▶ **Short exercise**
Within the listing below, locate all lines containing the word "Emission". Copy each one.

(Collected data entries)
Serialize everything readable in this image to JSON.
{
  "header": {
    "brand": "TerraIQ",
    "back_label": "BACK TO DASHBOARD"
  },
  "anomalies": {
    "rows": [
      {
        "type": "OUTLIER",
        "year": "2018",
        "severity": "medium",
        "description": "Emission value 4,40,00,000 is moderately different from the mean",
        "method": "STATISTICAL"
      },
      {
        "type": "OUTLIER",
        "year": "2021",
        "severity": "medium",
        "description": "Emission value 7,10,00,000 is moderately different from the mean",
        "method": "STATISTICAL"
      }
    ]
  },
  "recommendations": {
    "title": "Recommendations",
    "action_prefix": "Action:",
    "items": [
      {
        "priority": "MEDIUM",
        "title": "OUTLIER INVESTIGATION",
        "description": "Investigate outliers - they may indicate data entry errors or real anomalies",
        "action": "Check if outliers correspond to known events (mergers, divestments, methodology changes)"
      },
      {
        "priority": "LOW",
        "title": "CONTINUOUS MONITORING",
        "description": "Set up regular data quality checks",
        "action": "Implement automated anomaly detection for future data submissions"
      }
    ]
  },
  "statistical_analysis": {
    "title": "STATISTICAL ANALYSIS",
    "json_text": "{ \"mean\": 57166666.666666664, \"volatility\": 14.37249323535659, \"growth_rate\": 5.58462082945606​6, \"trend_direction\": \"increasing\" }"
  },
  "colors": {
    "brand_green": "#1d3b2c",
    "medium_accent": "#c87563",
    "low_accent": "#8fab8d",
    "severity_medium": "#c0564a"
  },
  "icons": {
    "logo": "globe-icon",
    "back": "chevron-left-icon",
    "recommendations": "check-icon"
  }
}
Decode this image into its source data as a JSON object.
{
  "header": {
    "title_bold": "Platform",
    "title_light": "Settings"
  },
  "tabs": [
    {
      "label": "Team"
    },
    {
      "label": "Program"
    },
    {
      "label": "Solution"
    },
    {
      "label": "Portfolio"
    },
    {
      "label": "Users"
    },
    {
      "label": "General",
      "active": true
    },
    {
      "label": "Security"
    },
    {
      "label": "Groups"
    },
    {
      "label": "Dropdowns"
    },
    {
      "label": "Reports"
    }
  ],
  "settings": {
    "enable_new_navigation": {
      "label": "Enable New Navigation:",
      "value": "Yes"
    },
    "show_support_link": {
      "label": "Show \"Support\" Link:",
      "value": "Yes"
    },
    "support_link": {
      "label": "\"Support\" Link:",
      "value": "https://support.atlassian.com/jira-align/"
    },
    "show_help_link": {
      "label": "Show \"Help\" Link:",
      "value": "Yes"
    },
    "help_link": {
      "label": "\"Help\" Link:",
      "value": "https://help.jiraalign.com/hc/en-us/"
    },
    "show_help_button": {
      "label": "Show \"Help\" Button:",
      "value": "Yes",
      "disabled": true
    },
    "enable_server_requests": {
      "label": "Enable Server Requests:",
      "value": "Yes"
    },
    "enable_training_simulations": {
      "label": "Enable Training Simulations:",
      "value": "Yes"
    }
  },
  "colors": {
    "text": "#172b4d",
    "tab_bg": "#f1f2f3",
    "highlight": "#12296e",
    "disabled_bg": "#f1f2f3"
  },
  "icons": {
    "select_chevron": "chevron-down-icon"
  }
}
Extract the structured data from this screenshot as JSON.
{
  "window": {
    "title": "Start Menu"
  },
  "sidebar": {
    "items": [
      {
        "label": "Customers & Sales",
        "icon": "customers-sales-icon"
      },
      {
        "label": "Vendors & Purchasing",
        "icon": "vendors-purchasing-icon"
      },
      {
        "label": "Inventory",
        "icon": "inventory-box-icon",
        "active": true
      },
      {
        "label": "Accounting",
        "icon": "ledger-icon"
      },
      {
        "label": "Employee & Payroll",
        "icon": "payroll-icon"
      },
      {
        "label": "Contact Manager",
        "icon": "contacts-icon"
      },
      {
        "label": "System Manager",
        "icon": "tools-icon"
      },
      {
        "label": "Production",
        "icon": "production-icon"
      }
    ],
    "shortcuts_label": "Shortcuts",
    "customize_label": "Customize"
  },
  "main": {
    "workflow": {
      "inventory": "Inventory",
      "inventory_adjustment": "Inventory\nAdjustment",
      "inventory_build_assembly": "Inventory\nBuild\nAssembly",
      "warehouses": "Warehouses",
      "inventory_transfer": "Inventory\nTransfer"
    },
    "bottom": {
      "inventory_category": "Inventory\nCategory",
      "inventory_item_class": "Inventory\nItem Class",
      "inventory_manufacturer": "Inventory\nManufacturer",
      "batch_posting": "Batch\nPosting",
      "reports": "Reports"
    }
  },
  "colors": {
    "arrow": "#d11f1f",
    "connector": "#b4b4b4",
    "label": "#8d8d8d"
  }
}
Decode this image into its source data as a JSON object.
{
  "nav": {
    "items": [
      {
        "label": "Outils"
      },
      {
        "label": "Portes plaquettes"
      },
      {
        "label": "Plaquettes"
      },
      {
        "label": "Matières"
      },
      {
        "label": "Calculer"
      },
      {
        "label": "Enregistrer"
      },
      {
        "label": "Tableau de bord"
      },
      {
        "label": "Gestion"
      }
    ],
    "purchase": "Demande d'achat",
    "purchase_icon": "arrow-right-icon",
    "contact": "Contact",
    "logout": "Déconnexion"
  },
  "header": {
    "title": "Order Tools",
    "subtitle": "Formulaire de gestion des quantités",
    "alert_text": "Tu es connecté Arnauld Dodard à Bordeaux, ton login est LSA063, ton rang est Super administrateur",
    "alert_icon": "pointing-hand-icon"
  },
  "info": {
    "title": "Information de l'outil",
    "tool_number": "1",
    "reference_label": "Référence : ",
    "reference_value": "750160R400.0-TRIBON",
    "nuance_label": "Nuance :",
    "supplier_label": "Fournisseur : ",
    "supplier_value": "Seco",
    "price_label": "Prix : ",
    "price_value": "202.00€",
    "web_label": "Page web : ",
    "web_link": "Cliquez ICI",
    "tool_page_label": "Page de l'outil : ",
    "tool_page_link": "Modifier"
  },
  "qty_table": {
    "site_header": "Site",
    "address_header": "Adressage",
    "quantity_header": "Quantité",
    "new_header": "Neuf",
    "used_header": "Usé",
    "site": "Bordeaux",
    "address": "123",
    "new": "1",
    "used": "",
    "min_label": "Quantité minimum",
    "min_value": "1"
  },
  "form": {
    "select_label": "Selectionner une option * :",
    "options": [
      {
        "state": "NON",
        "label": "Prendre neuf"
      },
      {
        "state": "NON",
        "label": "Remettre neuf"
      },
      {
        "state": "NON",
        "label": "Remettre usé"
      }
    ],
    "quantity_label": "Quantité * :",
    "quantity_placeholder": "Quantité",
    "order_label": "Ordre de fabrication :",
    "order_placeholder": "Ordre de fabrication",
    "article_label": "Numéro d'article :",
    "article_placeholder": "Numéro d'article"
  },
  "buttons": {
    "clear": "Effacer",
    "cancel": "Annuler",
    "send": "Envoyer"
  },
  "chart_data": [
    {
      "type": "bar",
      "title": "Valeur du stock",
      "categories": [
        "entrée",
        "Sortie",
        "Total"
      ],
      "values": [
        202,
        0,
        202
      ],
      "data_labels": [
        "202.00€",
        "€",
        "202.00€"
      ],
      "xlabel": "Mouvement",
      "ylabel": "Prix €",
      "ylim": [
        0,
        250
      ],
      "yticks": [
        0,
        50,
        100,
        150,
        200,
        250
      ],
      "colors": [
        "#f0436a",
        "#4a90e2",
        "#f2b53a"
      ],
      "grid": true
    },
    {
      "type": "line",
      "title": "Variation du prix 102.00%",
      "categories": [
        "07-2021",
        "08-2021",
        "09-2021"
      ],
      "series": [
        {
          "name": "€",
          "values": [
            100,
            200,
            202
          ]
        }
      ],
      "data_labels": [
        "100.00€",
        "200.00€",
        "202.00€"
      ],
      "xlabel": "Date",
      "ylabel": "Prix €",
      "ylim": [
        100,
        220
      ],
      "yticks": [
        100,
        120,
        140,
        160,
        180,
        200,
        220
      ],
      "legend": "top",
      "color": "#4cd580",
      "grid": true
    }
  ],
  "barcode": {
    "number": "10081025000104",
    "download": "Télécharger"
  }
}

▶ **Solution to this task**
        "description": "Emission value 4,40,00,000 is moderately different from the mean",
        "description": "Emission value 7,10,00,000 is moderately different from the mean",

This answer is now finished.